**SHORT EXERCISE:** Retype everything in the listing, leaving each line exactly as it is.

(Records excerpted from a collection)
---+---
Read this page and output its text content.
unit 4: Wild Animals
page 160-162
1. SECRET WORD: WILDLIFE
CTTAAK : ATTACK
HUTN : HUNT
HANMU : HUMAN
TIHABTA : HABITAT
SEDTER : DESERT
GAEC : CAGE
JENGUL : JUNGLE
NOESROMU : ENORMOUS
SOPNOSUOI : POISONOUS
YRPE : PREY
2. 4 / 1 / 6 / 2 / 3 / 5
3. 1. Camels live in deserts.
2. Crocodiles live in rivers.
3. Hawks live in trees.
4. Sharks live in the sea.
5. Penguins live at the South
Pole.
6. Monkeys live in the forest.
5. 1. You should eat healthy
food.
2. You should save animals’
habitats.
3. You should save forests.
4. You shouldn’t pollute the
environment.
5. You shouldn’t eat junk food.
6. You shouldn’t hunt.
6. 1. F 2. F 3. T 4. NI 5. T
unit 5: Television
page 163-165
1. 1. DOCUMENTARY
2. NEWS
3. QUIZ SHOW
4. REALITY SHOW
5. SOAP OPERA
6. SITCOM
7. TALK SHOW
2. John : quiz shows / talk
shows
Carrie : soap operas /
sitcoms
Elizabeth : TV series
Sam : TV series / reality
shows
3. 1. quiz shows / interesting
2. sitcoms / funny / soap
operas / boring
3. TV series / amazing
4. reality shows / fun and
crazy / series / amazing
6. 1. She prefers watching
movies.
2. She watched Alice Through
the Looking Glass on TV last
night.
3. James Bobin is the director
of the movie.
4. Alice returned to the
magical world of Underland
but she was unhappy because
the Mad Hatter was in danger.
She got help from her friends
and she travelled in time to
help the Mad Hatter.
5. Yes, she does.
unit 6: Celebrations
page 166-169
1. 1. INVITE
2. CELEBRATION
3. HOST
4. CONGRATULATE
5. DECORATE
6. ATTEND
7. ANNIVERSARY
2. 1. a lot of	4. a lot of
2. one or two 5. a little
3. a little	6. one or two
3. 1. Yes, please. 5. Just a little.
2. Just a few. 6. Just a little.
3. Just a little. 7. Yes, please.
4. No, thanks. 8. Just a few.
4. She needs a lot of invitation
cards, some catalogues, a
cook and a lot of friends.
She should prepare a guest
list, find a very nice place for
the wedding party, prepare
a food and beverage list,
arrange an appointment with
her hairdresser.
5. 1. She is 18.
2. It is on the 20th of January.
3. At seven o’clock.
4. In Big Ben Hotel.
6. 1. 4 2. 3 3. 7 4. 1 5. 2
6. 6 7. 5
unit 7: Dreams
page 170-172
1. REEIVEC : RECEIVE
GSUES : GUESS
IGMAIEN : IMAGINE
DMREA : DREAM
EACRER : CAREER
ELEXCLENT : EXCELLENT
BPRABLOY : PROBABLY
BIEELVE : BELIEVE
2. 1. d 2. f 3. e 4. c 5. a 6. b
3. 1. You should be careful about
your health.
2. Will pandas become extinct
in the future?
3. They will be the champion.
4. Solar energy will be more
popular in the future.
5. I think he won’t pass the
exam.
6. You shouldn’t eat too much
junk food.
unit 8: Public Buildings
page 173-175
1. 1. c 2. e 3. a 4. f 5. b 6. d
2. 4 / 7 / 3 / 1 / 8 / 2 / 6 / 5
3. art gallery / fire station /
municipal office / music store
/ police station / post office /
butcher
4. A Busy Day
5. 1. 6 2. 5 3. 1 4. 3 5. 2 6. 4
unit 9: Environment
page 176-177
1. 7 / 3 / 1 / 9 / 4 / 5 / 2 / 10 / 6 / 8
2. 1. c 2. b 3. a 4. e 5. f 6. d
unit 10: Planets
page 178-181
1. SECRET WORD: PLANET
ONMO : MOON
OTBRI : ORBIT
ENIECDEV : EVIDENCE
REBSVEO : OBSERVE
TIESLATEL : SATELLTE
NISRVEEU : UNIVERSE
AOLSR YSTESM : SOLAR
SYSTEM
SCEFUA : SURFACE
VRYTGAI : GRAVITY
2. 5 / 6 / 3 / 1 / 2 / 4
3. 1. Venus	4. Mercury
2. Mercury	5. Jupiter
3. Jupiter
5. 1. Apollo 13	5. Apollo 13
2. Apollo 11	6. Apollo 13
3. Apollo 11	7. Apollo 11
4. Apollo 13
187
---+---
**SOLUTION:**
Read this page and output its text content.
unit 4: Wild Animals
page 160-162
1. SECRET WORD: WILDLIFE
CTTAAK : ATTACK
HUTN : HUNT
HANMU : HUMAN
TIHABTA : HABITAT
SEDTER : DESERT
GAEC : CAGE
JENGUL : JUNGLE
NOESROMU : ENORMOUS
SOPNOSUOI : POISONOUS
YRPE : PREY
2. 4 / 1 / 6 / 2 / 3 / 5
3. 1. Camels live in deserts.
2. Crocodiles live in rivers.
3. Hawks live in trees.
4. Sharks live in the sea.
5. Penguins live at the South
Pole.
6. Monkeys live in the forest.
5. 1. You should eat healthy
food.
2. You should save animals’
habitats.
3. You should save forests.
4. You shouldn’t pollute the
environment.
5. You shouldn’t eat junk food.
6. You shouldn’t hunt.
6. 1. F 2. F 3. T 4. NI 5. T
unit 5: Television
page 163-165
1. 1. DOCUMENTARY
2. NEWS
3. QUIZ SHOW
4. REALITY SHOW
5. SOAP OPERA
6. SITCOM
7. TALK SHOW
2. John : quiz shows / talk
shows
Carrie : soap operas /
sitcoms
Elizabeth : TV series
Sam : TV series / reality
shows
3. 1. quiz shows / interesting
2. sitcoms / funny / soap
operas / boring
3. TV series / amazing
4. reality shows / fun and
crazy / series / amazing
6. 1. She prefers watching
movies.
2. She watched Alice Through
the Looking Glass on TV last
night.
3. James Bobin is the director
of the movie.
4. Alice returned to the
magical world of Underland
but she was unhappy because
the Mad Hatter was in danger.
She got help from her friends
and she travelled in time to
help the Mad Hatter.
5. Yes, she does.
unit 6: Celebrations
page 166-169
1. 1. INVITE
2. CELEBRATION
3. HOST
4. CONGRATULATE
5. DECORATE
6. ATTEND
7. ANNIVERSARY
2. 1. a lot of	4. a lot of
2. one or two 5. a little
3. a little	6. one or two
3. 1. Yes, please. 5. Just a little.
2. Just a few. 6. Just a little.
3. Just a little. 7. Yes, please.
4. No, thanks. 8. Just a few.
4. She needs a lot of invitation
cards, some catalogues, a
cook and a lot of friends.
She should prepare a guest
list, find a very nice place for
the wedding party, prepare
a food and beverage list,
arrange an appointment with
her hairdresser.
5. 1. She is 18.
2. It is on the 20th of January.
3. At seven o’clock.
4. In Big Ben Hotel.
6. 1. 4 2. 3 3. 7 4. 1 5. 2
6. 6 7. 5
unit 7: Dreams
page 170-172
1. REEIVEC : RECEIVE
GSUES : GUESS
IGMAIEN : IMAGINE
DMREA : DREAM
EACRER : CAREER
ELEXCLENT : EXCELLENT
BPRABLOY : PROBABLY
BIEELVE : BELIEVE
2. 1. d 2. f 3. e 4. c 5. a 6. b
3. 1. You should be careful about
your health.
2. Will pandas become extinct
in the future?
3. They will be the champion.
4. Solar energy will be more
popular in the future.
5. I think he won’t pass the
exam.
6. You shouldn’t eat too much
junk food.
unit 8: Public Buildings
page 173-175
1. 1. c 2. e 3. a 4. f 5. b 6. d
2. 4 / 7 / 3 / 1 / 8 / 2 / 6 / 5
3. art gallery / fire station /
municipal office / music store
/ police station / post office /
butcher
4. A Busy Day
5. 1. 6 2. 5 3. 1 4. 3 5. 2 6. 4
unit 9: Environment
page 176-177
1. 7 / 3 / 1 / 9 / 4 / 5 / 2 / 10 / 6 / 8
2. 1. c 2. b 3. a 4. e 5. f 6. d
unit 10: Planets
page 178-181
1. SECRET WORD: PLANET
ONMO : MOON
OTBRI : ORBIT
ENIECDEV : EVIDENCE
REBSVEO : OBSERVE
TIESLATEL : SATELLTE
NISRVEEU : UNIVERSE
AOLSR YSTESM : SOLAR
SYSTEM
SCEFUA : SURFACE
VRYTGAI : GRAVITY
2. 5 / 6 / 3 / 1 / 2 / 4
3. 1. Venus	4. Mercury
2. Mercury	5. Jupiter
3. Jupiter
5. 1. Apollo 13	5. Apollo 13
2. Apollo 11	6. Apollo 13
3. Apollo 11	7. Apollo 11
4. Apollo 13
187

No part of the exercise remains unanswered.